* Begin Materials provided *

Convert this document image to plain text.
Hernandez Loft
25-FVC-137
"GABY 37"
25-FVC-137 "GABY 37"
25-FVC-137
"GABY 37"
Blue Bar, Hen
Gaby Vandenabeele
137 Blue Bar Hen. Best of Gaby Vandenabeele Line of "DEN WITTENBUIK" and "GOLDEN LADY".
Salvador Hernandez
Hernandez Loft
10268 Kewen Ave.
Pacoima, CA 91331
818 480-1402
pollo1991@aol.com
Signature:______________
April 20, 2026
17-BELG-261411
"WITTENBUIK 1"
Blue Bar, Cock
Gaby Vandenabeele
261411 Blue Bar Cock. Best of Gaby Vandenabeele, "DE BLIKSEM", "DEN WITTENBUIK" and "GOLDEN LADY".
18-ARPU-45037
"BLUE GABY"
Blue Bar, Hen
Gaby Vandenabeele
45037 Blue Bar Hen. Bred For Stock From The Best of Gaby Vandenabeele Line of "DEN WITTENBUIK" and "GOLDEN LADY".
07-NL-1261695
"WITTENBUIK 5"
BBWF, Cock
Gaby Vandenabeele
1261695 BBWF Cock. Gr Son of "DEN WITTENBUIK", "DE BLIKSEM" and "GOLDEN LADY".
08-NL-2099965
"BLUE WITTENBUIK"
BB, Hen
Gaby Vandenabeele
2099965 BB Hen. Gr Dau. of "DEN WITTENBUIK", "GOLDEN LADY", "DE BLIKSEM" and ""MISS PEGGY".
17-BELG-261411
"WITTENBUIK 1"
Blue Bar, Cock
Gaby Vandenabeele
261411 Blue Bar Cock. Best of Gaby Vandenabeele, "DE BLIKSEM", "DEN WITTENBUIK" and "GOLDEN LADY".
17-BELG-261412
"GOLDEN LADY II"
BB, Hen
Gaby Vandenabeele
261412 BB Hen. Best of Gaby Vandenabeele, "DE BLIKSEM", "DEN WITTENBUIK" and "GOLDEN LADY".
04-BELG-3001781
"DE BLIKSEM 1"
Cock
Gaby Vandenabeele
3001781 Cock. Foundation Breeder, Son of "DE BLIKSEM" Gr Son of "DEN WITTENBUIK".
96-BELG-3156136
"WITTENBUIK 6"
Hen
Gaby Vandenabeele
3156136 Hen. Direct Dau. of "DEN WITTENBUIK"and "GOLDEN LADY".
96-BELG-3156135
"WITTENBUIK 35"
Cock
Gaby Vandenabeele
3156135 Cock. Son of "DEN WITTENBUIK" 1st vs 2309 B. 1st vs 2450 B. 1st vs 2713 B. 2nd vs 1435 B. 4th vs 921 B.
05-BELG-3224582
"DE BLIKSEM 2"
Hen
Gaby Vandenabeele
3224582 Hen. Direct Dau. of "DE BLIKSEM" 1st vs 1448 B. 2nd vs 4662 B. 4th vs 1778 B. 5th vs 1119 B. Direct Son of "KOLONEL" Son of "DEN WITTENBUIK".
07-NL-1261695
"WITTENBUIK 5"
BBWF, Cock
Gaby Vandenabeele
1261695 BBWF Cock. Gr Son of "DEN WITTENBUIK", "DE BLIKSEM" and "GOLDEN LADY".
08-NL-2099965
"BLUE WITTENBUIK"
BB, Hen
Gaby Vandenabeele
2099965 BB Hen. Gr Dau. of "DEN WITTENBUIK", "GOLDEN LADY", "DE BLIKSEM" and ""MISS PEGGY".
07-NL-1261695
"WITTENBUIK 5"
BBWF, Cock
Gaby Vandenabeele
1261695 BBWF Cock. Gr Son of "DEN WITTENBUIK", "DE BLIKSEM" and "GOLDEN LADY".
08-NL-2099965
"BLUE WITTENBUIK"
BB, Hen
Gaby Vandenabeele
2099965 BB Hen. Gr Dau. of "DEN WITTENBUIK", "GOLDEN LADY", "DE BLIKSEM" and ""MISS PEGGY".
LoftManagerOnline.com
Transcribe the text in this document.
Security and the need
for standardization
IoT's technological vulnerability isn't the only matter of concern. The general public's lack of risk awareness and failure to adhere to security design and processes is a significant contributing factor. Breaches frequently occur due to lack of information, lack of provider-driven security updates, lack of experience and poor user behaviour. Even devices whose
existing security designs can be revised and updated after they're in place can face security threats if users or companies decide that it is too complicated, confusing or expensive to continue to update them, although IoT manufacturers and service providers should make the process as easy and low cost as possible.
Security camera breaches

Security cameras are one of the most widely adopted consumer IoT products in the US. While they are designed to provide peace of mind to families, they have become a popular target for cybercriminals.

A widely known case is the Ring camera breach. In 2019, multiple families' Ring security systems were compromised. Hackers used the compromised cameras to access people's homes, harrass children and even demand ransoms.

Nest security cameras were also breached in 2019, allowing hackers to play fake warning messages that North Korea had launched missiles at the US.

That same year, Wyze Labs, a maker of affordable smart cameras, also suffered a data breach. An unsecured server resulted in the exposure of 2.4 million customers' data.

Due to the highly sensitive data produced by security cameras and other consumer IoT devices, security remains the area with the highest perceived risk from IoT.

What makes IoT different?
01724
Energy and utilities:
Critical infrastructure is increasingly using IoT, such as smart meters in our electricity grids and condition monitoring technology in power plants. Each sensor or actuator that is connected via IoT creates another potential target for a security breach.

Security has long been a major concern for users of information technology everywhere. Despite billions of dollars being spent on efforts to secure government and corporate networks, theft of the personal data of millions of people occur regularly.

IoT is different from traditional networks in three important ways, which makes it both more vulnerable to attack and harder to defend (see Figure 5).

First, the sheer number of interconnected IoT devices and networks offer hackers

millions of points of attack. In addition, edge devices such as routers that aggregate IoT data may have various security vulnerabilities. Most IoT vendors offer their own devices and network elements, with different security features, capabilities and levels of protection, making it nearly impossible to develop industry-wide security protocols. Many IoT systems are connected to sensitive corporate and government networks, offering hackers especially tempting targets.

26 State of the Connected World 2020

* End Materials provided *

▶ **What to produce**: Return the material in full, exactly as shown.

▶ **The response**:
Convert this document image to plain text.
Hernandez Loft
25-FVC-137
"GABY 37"
25-FVC-137 "GABY 37"
25-FVC-137
"GABY 37"
Blue Bar, Hen
Gaby Vandenabeele
137 Blue Bar Hen. Best of Gaby Vandenabeele Line of "DEN WITTENBUIK" and "GOLDEN LADY".
Salvador Hernandez
Hernandez Loft
10268 Kewen Ave.
Pacoima, CA 91331
818 480-1402
pollo1991@aol.com
Signature:______________
April 20, 2026
17-BELG-261411
"WITTENBUIK 1"
Blue Bar, Cock
Gaby Vandenabeele
261411 Blue Bar Cock. Best of Gaby Vandenabeele, "DE BLIKSEM", "DEN WITTENBUIK" and "GOLDEN LADY".
18-ARPU-45037
"BLUE GABY"
Blue Bar, Hen
Gaby Vandenabeele
45037 Blue Bar Hen. Bred For Stock From The Best of Gaby Vandenabeele Line of "DEN WITTENBUIK" and "GOLDEN LADY".
07-NL-1261695
"WITTENBUIK 5"
BBWF, Cock
Gaby Vandenabeele
1261695 BBWF Cock. Gr Son of "DEN WITTENBUIK", "DE BLIKSEM" and "GOLDEN LADY".
08-NL-2099965
"BLUE WITTENBUIK"
BB, Hen
Gaby Vandenabeele
2099965 BB Hen. Gr Dau. of "DEN WITTENBUIK", "GOLDEN LADY", "DE BLIKSEM" and ""MISS PEGGY".
17-BELG-261411
"WITTENBUIK 1"
Blue Bar, Cock
Gaby Vandenabeele
261411 Blue Bar Cock. Best of Gaby Vandenabeele, "DE BLIKSEM", "DEN WITTENBUIK" and "GOLDEN LADY".
17-BELG-261412
"GOLDEN LADY II"
BB, Hen
Gaby Vandenabeele
261412 BB Hen. Best of Gaby Vandenabeele, "DE BLIKSEM", "DEN WITTENBUIK" and "GOLDEN LADY".
04-BELG-3001781
"DE BLIKSEM 1"
Cock
Gaby Vandenabeele
3001781 Cock. Foundation Breeder, Son of "DE BLIKSEM" Gr Son of "DEN WITTENBUIK".
96-BELG-3156136
"WITTENBUIK 6"
Hen
Gaby Vandenabeele
3156136 Hen. Direct Dau. of "DEN WITTENBUIK"and "GOLDEN LADY".
96-BELG-3156135
"WITTENBUIK 35"
Cock
Gaby Vandenabeele
3156135 Cock. Son of "DEN WITTENBUIK" 1st vs 2309 B. 1st vs 2450 B. 1st vs 2713 B. 2nd vs 1435 B. 4th vs 921 B.
05-BELG-3224582
"DE BLIKSEM 2"
Hen
Gaby Vandenabeele
3224582 Hen. Direct Dau. of "DE BLIKSEM" 1st vs 1448 B. 2nd vs 4662 B. 4th vs 1778 B. 5th vs 1119 B. Direct Son of "KOLONEL" Son of "DEN WITTENBUIK".
07-NL-1261695
"WITTENBUIK 5"
BBWF, Cock
Gaby Vandenabeele
1261695 BBWF Cock. Gr Son of "DEN WITTENBUIK", "DE BLIKSEM" and "GOLDEN LADY".
08-NL-2099965
"BLUE WITTENBUIK"
BB, Hen
Gaby Vandenabeele
2099965 BB Hen. Gr Dau. of "DEN WITTENBUIK", "GOLDEN LADY", "DE BLIKSEM" and ""MISS PEGGY".
07-NL-1261695
"WITTENBUIK 5"
BBWF, Cock
Gaby Vandenabeele
1261695 BBWF Cock. Gr Son of "DEN WITTENBUIK", "DE BLIKSEM" and "GOLDEN LADY".
08-NL-2099965
"BLUE WITTENBUIK"
BB, Hen
Gaby Vandenabeele
2099965 BB Hen. Gr Dau. of "DEN WITTENBUIK", "GOLDEN LADY", "DE BLIKSEM" and ""MISS PEGGY".
LoftManagerOnline.com
Transcribe the text in this document.
Security and the need
for standardization
IoT's technological vulnerability isn't the only matter of concern. The general public's lack of risk awareness and failure to adhere to security design and processes is a significant contributing factor. Breaches frequently occur due to lack of information, lack of provider-driven security updates, lack of experience and poor user behaviour. Even devices whose
existing security designs can be revised and updated after they're in place can face security threats if users or companies decide that it is too complicated, confusing or expensive to continue to update them, although IoT manufacturers and service providers should make the process as easy and low cost as possible.
Security camera breaches

Security cameras are one of the most widely adopted consumer IoT products in the US. While they are designed to provide peace of mind to families, they have become a popular target for cybercriminals.

A widely known case is the Ring camera breach. In 2019, multiple families' Ring security systems were compromised. Hackers used the compromised cameras to access people's homes, harrass children and even demand ransoms.

Nest security cameras were also breached in 2019, allowing hackers to play fake warning messages that North Korea had launched missiles at the US.

That same year, Wyze Labs, a maker of affordable smart cameras, also suffered a data breach. An unsecured server resulted in the exposure of 2.4 million customers' data.

Due to the highly sensitive data produced by security cameras and other consumer IoT devices, security remains the area with the highest perceived risk from IoT.

What makes IoT different?
01724
Energy and utilities:
Critical infrastructure is increasingly using IoT, such as smart meters in our electricity grids and condition monitoring technology in power plants. Each sensor or actuator that is connected via IoT creates another potential target for a security breach.

Security has long been a major concern for users of information technology everywhere. Despite billions of dollars being spent on efforts to secure government and corporate networks, theft of the personal data of millions of people occur regularly.

IoT is different from traditional networks in three important ways, which makes it both more vulnerable to attack and harder to defend (see Figure 5).

First, the sheer number of interconnected IoT devices and networks offer hackers

millions of points of attack. In addition, edge devices such as routers that aggregate IoT data may have various security vulnerabilities. Most IoT vendors offer their own devices and network elements, with different security features, capabilities and levels of protection, making it nearly impossible to develop industry-wide security protocols. Many IoT systems are connected to sensitive corporate and government networks, offering hackers especially tempting targets.

26 State of the Connected World 2020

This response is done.